Every entry needs to be reproduced exactly.

Dataset rows –
_ _ _
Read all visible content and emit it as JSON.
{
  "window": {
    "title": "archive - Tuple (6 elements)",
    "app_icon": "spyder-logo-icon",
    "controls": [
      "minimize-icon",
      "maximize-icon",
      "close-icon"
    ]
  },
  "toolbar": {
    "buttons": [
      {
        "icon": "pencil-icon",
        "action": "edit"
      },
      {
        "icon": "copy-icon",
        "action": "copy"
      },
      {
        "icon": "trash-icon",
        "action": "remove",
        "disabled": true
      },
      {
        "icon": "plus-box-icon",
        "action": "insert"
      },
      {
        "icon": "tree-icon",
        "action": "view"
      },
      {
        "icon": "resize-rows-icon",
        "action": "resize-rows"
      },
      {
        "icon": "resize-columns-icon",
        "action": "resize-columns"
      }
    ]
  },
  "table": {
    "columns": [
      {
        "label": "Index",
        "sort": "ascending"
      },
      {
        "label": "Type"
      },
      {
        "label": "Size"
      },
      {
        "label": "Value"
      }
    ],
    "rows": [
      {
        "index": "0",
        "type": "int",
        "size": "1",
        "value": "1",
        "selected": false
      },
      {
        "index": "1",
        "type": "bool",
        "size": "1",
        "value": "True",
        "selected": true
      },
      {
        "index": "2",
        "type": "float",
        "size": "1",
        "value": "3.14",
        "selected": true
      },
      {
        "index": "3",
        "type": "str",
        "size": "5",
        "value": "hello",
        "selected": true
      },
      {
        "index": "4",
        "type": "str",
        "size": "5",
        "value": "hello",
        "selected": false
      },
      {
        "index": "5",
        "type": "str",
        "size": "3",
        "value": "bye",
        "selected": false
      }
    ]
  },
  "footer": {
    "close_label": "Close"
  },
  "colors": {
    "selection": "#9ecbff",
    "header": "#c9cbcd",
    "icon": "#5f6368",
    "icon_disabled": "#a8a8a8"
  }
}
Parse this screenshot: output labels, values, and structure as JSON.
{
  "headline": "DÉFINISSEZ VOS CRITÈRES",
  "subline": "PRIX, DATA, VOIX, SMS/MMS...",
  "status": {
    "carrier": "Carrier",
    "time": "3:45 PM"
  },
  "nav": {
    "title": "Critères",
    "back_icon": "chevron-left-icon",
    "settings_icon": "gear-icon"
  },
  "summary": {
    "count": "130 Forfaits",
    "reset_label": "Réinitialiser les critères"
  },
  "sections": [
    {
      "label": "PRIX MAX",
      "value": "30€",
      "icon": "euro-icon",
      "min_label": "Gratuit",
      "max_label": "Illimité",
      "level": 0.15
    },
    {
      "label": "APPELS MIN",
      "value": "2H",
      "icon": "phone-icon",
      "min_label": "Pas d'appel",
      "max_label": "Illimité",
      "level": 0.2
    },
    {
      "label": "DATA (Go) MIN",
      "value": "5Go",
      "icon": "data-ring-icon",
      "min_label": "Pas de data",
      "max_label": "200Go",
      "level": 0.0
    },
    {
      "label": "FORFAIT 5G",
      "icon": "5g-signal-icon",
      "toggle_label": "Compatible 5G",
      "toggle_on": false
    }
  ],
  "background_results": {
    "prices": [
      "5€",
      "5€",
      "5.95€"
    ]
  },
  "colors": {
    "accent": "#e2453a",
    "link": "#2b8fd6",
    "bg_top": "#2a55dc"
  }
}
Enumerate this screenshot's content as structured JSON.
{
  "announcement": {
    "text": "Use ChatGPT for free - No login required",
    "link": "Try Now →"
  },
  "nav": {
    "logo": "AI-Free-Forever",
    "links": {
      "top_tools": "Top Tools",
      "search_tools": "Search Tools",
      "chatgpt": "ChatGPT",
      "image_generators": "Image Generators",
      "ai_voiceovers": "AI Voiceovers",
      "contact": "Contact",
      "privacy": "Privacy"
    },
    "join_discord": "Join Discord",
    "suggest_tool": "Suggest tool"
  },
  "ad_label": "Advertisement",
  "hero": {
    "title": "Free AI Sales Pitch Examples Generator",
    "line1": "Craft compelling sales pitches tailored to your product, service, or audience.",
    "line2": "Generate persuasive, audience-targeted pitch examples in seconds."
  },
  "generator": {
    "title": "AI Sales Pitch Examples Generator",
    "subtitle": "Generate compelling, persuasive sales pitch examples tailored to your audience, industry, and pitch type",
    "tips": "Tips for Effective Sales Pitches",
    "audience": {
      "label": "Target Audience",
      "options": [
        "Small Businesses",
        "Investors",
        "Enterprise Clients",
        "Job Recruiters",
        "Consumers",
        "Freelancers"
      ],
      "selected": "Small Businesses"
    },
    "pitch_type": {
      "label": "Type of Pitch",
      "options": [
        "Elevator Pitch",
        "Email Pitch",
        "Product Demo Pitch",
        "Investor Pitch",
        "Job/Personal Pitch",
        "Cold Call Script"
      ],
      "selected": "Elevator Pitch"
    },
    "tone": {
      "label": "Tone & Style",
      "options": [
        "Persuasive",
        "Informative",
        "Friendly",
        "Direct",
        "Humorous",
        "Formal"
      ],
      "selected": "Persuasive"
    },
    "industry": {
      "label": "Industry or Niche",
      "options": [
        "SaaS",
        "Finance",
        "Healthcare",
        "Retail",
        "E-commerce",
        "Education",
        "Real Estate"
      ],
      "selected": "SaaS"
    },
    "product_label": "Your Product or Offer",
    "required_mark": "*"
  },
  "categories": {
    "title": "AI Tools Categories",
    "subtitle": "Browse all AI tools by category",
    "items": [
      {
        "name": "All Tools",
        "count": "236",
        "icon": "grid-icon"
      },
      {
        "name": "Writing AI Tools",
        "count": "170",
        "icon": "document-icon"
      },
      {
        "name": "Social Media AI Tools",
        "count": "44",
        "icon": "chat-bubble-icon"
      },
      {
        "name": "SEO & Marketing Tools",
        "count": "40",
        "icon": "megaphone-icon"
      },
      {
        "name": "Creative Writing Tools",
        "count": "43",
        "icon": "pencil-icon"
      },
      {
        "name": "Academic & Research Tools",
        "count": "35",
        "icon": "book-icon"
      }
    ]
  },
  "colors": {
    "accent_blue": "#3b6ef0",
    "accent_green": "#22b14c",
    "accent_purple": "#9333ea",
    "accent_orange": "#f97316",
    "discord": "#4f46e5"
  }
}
_ _ _
RESPONSE –
Read all visible content and emit it as JSON.
{
  "window": {
    "title": "archive - Tuple (6 elements)",
    "app_icon": "spyder-logo-icon",
    "controls": [
      "minimize-icon",
      "maximize-icon",
      "close-icon"
    ]
  },
  "toolbar": {
    "buttons": [
      {
        "icon": "pencil-icon",
        "action": "edit"
      },
      {
        "icon": "copy-icon",
        "action": "copy"
      },
      {
        "icon": "trash-icon",
        "action": "remove",
        "disabled": true
      },
      {
        "icon": "plus-box-icon",
        "action": "insert"
      },
      {
        "icon": "tree-icon",
        "action": "view"
      },
      {
        "icon": "resize-rows-icon",
        "action": "resize-rows"
      },
      {
        "icon": "resize-columns-icon",
        "action": "resize-columns"
      }
    ]
  },
  "table": {
    "columns": [
      {
        "label": "Index",
        "sort": "ascending"
      },
      {
        "label": "Type"
      },
      {
        "label": "Size"
      },
      {
        "label": "Value"
      }
    ],
    "rows": [
      {
        "index": "0",
        "type": "int",
        "size": "1",
        "value": "1",
        "selected": false
      },
      {
        "index": "1",
        "type": "bool",
        "size": "1",
        "value": "True",
        "selected": true
      },
      {
        "index": "2",
        "type": "float",
        "size": "1",
        "value": "3.14",
        "selected": true
      },
      {
        "index": "3",
        "type": "str",
        "size": "5",
        "value": "hello",
        "selected": true
      },
      {
        "index": "4",
        "type": "str",
        "size": "5",
        "value": "hello",
        "selected": false
      },
      {
        "index": "5",
        "type": "str",
        "size": "3",
        "value": "bye",
        "selected": false
      }
    ]
  },
  "footer": {
    "close_label": "Close"
  },
  "colors": {
    "selection": "#9ecbff",
    "header": "#c9cbcd",
    "icon": "#5f6368",
    "icon_disabled": "#a8a8a8"
  }
}
Parse this screenshot: output labels, values, and structure as JSON.
{
  "headline": "DÉFINISSEZ VOS CRITÈRES",
  "subline": "PRIX, DATA, VOIX, SMS/MMS...",
  "status": {
    "carrier": "Carrier",
    "time": "3:45 PM"
  },
  "nav": {
    "title": "Critères",
    "back_icon": "chevron-left-icon",
    "settings_icon": "gear-icon"
  },
  "summary": {
    "count": "130 Forfaits",
    "reset_label": "Réinitialiser les critères"
  },
  "sections": [
    {
      "label": "PRIX MAX",
      "value": "30€",
      "icon": "euro-icon",
      "min_label": "Gratuit",
      "max_label": "Illimité",
      "level": 0.15
    },
    {
      "label": "APPELS MIN",
      "value": "2H",
      "icon": "phone-icon",
      "min_label": "Pas d'appel",
      "max_label": "Illimité",
      "level": 0.2
    },
    {
      "label": "DATA (Go) MIN",
      "value": "5Go",
      "icon": "data-ring-icon",
      "min_label": "Pas de data",
      "max_label": "200Go",
      "level": 0.0
    },
    {
      "label": "FORFAIT 5G",
      "icon": "5g-signal-icon",
      "toggle_label": "Compatible 5G",
      "toggle_on": false
    }
  ],
  "background_results": {
    "prices": [
      "5€",
      "5€",
      "5.95€"
    ]
  },
  "colors": {
    "accent": "#e2453a",
    "link": "#2b8fd6",
    "bg_top": "#2a55dc"
  }
}
Enumerate this screenshot's content as structured JSON.
{
  "announcement": {
    "text": "Use ChatGPT for free - No login required",
    "link": "Try Now →"
  },
  "nav": {
    "logo": "AI-Free-Forever",
    "links": {
      "top_tools": "Top Tools",
      "search_tools": "Search Tools",
      "chatgpt": "ChatGPT",
      "image_generators": "Image Generators",
      "ai_voiceovers": "AI Voiceovers",
      "contact": "Contact",
      "privacy": "Privacy"
    },
    "join_discord": "Join Discord",
    "suggest_tool": "Suggest tool"
  },
  "ad_label": "Advertisement",
  "hero": {
    "title": "Free AI Sales Pitch Examples Generator",
    "line1": "Craft compelling sales pitches tailored to your product, service, or audience.",
    "line2": "Generate persuasive, audience-targeted pitch examples in seconds."
  },
  "generator": {
    "title": "AI Sales Pitch Examples Generator",
    "subtitle": "Generate compelling, persuasive sales pitch examples tailored to your audience, industry, and pitch type",
    "tips": "Tips for Effective Sales Pitches",
    "audience": {
      "label": "Target Audience",
      "options": [
        "Small Businesses",
        "Investors",
        "Enterprise Clients",
        "Job Recruiters",
        "Consumers",
        "Freelancers"
      ],
      "selected": "Small Businesses"
    },
    "pitch_type": {
      "label": "Type of Pitch",
      "options": [
        "Elevator Pitch",
        "Email Pitch",
        "Product Demo Pitch",
        "Investor Pitch",
        "Job/Personal Pitch",
        "Cold Call Script"
      ],
      "selected": "Elevator Pitch"
    },
    "tone": {
      "label": "Tone & Style",
      "options": [
        "Persuasive",
        "Informative",
        "Friendly",
        "Direct",
        "Humorous",
        "Formal"
      ],
      "selected": "Persuasive"
    },
    "industry": {
      "label": "Industry or Niche",
      "options": [
        "SaaS",
        "Finance",
        "Healthcare",
        "Retail",
        "E-commerce",
        "Education",
        "Real Estate"
      ],
      "selected": "SaaS"
    },
    "product_label": "Your Product or Offer",
    "required_mark": "*"
  },
  "categories": {
    "title": "AI Tools Categories",
    "subtitle": "Browse all AI tools by category",
    "items": [
      {
        "name": "All Tools",
        "count": "236",
        "icon": "grid-icon"
      },
      {
        "name": "Writing AI Tools",
        "count": "170",
        "icon": "document-icon"
      },
      {
        "name": "Social Media AI Tools",
        "count": "44",
        "icon": "chat-bubble-icon"
      },
      {
        "name": "SEO & Marketing Tools",
        "count": "40",
        "icon": "megaphone-icon"
      },
      {
        "name": "Creative Writing Tools",
        "count": "43",
        "icon": "pencil-icon"
      },
      {
        "name": "Academic & Research Tools",
        "count": "35",
        "icon": "book-icon"
      }
    ]
  },
  "colors": {
    "accent_blue": "#3b6ef0",
    "accent_green": "#22b14c",
    "accent_purple": "#9333ea",
    "accent_orange": "#f97316",
    "discord": "#4f46e5"
  }
}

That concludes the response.